§ PROVIDED DATA:
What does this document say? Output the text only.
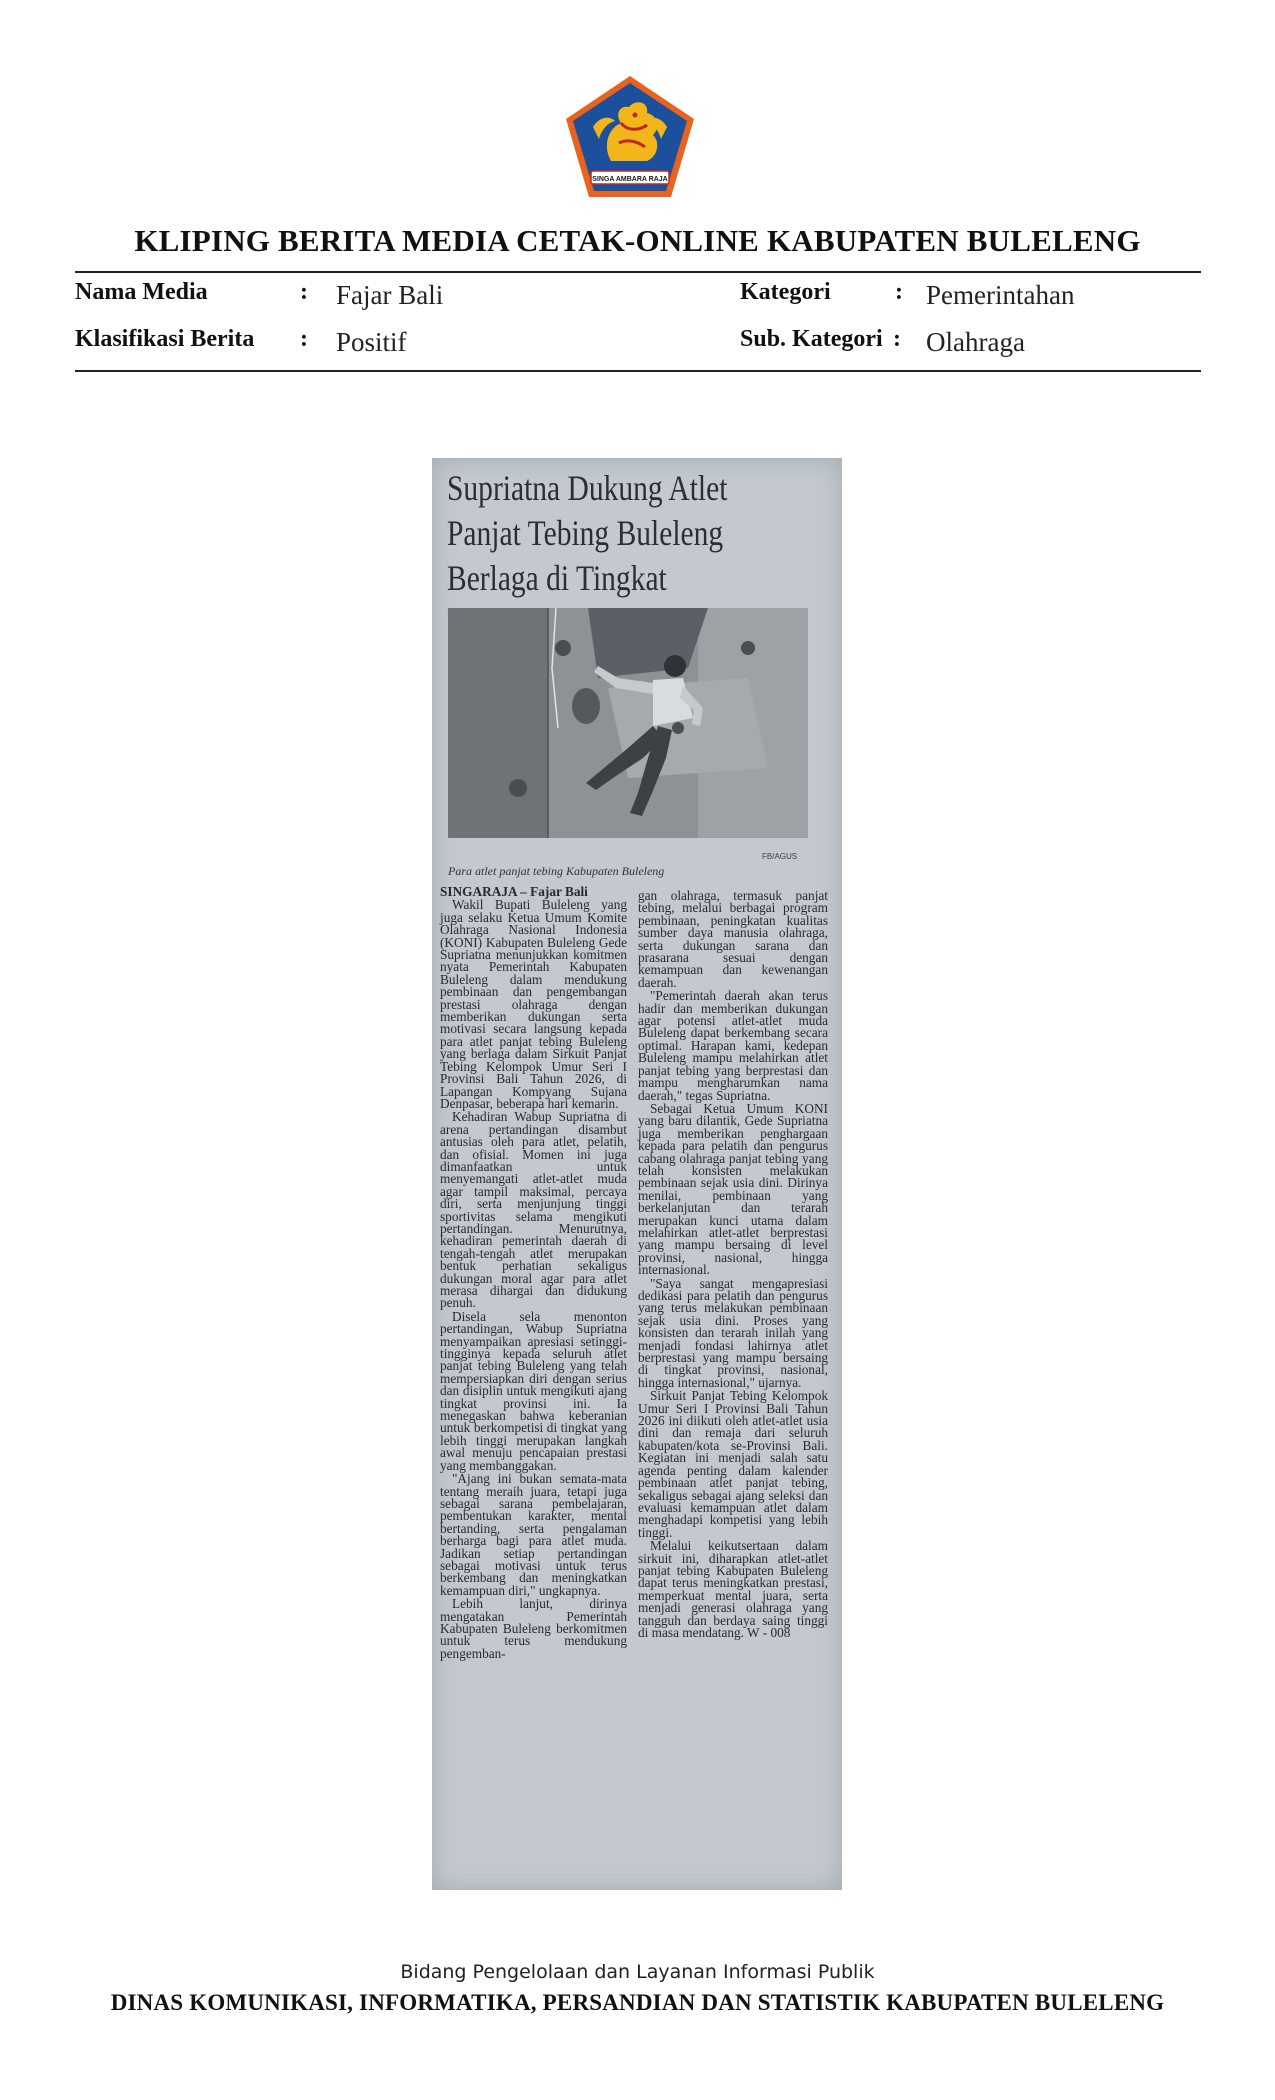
SINGA AMBARA RAJA
KLIPING BERITA MEDIA CETAK-ONLINE KABUPATEN BULELENG
Nama Media	: Fajar Bali
Klasifikasi Berita : Positif
Kategori	: Pemerintahan
Sub. Kategori : Olahraga
Supriatna Dukung Atlet
Panjat Tebing Buleleng
Berlaga di Tingkat
FB/AGUS
Para atlet panjat tebing Kabupaten Buleleng

SINGARAJA – Fajar Bali

Wakil Bupati Buleleng yang juga selaku Ketua Umum Komite Olahraga Nasional Indonesia (KONI) Kabupaten Buleleng Gede Supriatna menunjukkan komitmen nyata Pemerintah Kabupaten Buleleng dalam mendukung pembinaan dan pengembangan prestasi olahraga dengan memberikan dukungan serta motivasi secara langsung kepada para atlet panjat tebing Buleleng yang berlaga dalam Sirkuit Panjat Tebing Kelompok Umur Seri I Provinsi Bali Tahun 2026, di Lapangan Kompyang Sujana Denpasar, beberapa hari kemarin.

Kehadiran Wabup Supriatna di arena pertandingan disambut antusias oleh para atlet, pelatih, dan ofisial. Momen ini juga dimanfaatkan untuk menyemangati atlet-atlet muda agar tampil maksimal, percaya diri, serta menjunjung tinggi sportivitas selama mengikuti pertandingan. Menurutnya, kehadiran pemerintah daerah di tengah-tengah atlet merupakan bentuk perhatian sekaligus dukungan moral agar para atlet merasa dihargai dan didukung penuh.

Disela sela menonton pertandingan, Wabup Supriatna menyampaikan apresiasi setinggi-tingginya kepada seluruh atlet panjat tebing Buleleng yang telah mempersiapkan diri dengan serius dan disiplin untuk mengikuti ajang tingkat provinsi ini. Ia menegaskan bahwa keberanian untuk berkompetisi di tingkat yang lebih tinggi merupakan langkah awal menuju pencapaian prestasi yang membanggakan.

"Ajang ini bukan semata-mata tentang meraih juara, tetapi juga sebagai sarana pembelajaran, pembentukan karakter, mental bertanding, serta pengalaman berharga bagi para atlet muda. Jadikan setiap pertandingan sebagai motivasi untuk terus berkembang dan meningkatkan kemampuan diri," ungkapnya.

Lebih lanjut, dirinya mengatakan Pemerintah Kabupaten Buleleng berkomitmen untuk terus mendukung pengemban-

gan olahraga, termasuk panjat tebing, melalui berbagai program pembinaan, peningkatan kualitas sumber daya manusia olahraga, serta dukungan sarana dan prasarana sesuai dengan kemampuan dan kewenangan daerah.

"Pemerintah daerah akan terus hadir dan memberikan dukungan agar potensi atlet-atlet muda Buleleng dapat berkembang secara optimal. Harapan kami, kedepan Buleleng mampu melahirkan atlet panjat tebing yang berprestasi dan mampu mengharumkan nama daerah," tegas Supriatna.

Sebagai Ketua Umum KONI yang baru dilantik, Gede Supriatna juga memberikan penghargaan kepada para pelatih dan pengurus cabang olahraga panjat tebing yang telah konsisten melakukan pembinaan sejak usia dini. Dirinya menilai, pembinaan yang berkelanjutan dan terarah merupakan kunci utama dalam melahirkan atlet-atlet berprestasi yang mampu bersaing di level provinsi, nasional, hingga internasional.

"Saya sangat mengapresiasi dedikasi para pelatih dan pengurus yang terus melakukan pembinaan sejak usia dini. Proses yang konsisten dan terarah inilah yang menjadi fondasi lahirnya atlet berprestasi yang mampu bersaing di tingkat provinsi, nasional, hingga internasional," ujarnya.

Sirkuit Panjat Tebing Kelompok Umur Seri I Provinsi Bali Tahun 2026 ini diikuti oleh atlet-atlet usia dini dan remaja dari seluruh kabupaten/kota se-Provinsi Bali. Kegiatan ini menjadi salah satu agenda penting dalam kalender pembinaan atlet panjat tebing, sekaligus sebagai ajang seleksi dan evaluasi kemampuan atlet dalam menghadapi kompetisi yang lebih tinggi.

Melalui keikutsertaan dalam sirkuit ini, diharapkan atlet-atlet panjat tebing Kabupaten Buleleng dapat terus meningkatkan prestasi, memperkuat mental juara, serta menjadi generasi olahraga yang tangguh dan berdaya saing tinggi di masa mendatang. W - 008

Bidang Pengelolaan dan Layanan Informasi Publik
DINAS KOMUNIKASI, INFORMATIKA, PERSANDIAN DAN STATISTIK KABUPATEN BULELENG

§ STATED EXERCISE:
Your job is to transcribe the entries above exactly; skip the pictures.

§ EXPECTED ANSWER:
What does this document say? Output the text only.
SINGA AMBARA RAJA
KLIPING BERITA MEDIA CETAK-ONLINE KABUPATEN BULELENG
Nama Media	: Fajar Bali
Klasifikasi Berita : Positif
Kategori	: Pemerintahan
Sub. Kategori : Olahraga
Supriatna Dukung Atlet
Panjat Tebing Buleleng
Berlaga di Tingkat
FB/AGUS
Para atlet panjat tebing Kabupaten Buleleng

SINGARAJA – Fajar Bali

Wakil Bupati Buleleng yang juga selaku Ketua Umum Komite Olahraga Nasional Indonesia (KONI) Kabupaten Buleleng Gede Supriatna menunjukkan komitmen nyata Pemerintah Kabupaten Buleleng dalam mendukung pembinaan dan pengembangan prestasi olahraga dengan memberikan dukungan serta motivasi secara langsung kepada para atlet panjat tebing Buleleng yang berlaga dalam Sirkuit Panjat Tebing Kelompok Umur Seri I Provinsi Bali Tahun 2026, di Lapangan Kompyang Sujana Denpasar, beberapa hari kemarin.

Kehadiran Wabup Supriatna di arena pertandingan disambut antusias oleh para atlet, pelatih, dan ofisial. Momen ini juga dimanfaatkan untuk menyemangati atlet-atlet muda agar tampil maksimal, percaya diri, serta menjunjung tinggi sportivitas selama mengikuti pertandingan. Menurutnya, kehadiran pemerintah daerah di tengah-tengah atlet merupakan bentuk perhatian sekaligus dukungan moral agar para atlet merasa dihargai dan didukung penuh.

Disela sela menonton pertandingan, Wabup Supriatna menyampaikan apresiasi setinggi-tingginya kepada seluruh atlet panjat tebing Buleleng yang telah mempersiapkan diri dengan serius dan disiplin untuk mengikuti ajang tingkat provinsi ini. Ia menegaskan bahwa keberanian untuk berkompetisi di tingkat yang lebih tinggi merupakan langkah awal menuju pencapaian prestasi yang membanggakan.

"Ajang ini bukan semata-mata tentang meraih juara, tetapi juga sebagai sarana pembelajaran, pembentukan karakter, mental bertanding, serta pengalaman berharga bagi para atlet muda. Jadikan setiap pertandingan sebagai motivasi untuk terus berkembang dan meningkatkan kemampuan diri," ungkapnya.

Lebih lanjut, dirinya mengatakan Pemerintah Kabupaten Buleleng berkomitmen untuk terus mendukung pengemban-

gan olahraga, termasuk panjat tebing, melalui berbagai program pembinaan, peningkatan kualitas sumber daya manusia olahraga, serta dukungan sarana dan prasarana sesuai dengan kemampuan dan kewenangan daerah.

"Pemerintah daerah akan terus hadir dan memberikan dukungan agar potensi atlet-atlet muda Buleleng dapat berkembang secara optimal. Harapan kami, kedepan Buleleng mampu melahirkan atlet panjat tebing yang berprestasi dan mampu mengharumkan nama daerah," tegas Supriatna.

Sebagai Ketua Umum KONI yang baru dilantik, Gede Supriatna juga memberikan penghargaan kepada para pelatih dan pengurus cabang olahraga panjat tebing yang telah konsisten melakukan pembinaan sejak usia dini. Dirinya menilai, pembinaan yang berkelanjutan dan terarah merupakan kunci utama dalam melahirkan atlet-atlet berprestasi yang mampu bersaing di level provinsi, nasional, hingga internasional.

"Saya sangat mengapresiasi dedikasi para pelatih dan pengurus yang terus melakukan pembinaan sejak usia dini. Proses yang konsisten dan terarah inilah yang menjadi fondasi lahirnya atlet berprestasi yang mampu bersaing di tingkat provinsi, nasional, hingga internasional," ujarnya.

Sirkuit Panjat Tebing Kelompok Umur Seri I Provinsi Bali Tahun 2026 ini diikuti oleh atlet-atlet usia dini dan remaja dari seluruh kabupaten/kota se-Provinsi Bali. Kegiatan ini menjadi salah satu agenda penting dalam kalender pembinaan atlet panjat tebing, sekaligus sebagai ajang seleksi dan evaluasi kemampuan atlet dalam menghadapi kompetisi yang lebih tinggi.

Melalui keikutsertaan dalam sirkuit ini, diharapkan atlet-atlet panjat tebing Kabupaten Buleleng dapat terus meningkatkan prestasi, memperkuat mental juara, serta menjadi generasi olahraga yang tangguh dan berdaya saing tinggi di masa mendatang. W - 008

Bidang Pengelolaan dan Layanan Informasi Publik
DINAS KOMUNIKASI, INFORMATIKA, PERSANDIAN DAN STATISTIK KABUPATEN BULELENG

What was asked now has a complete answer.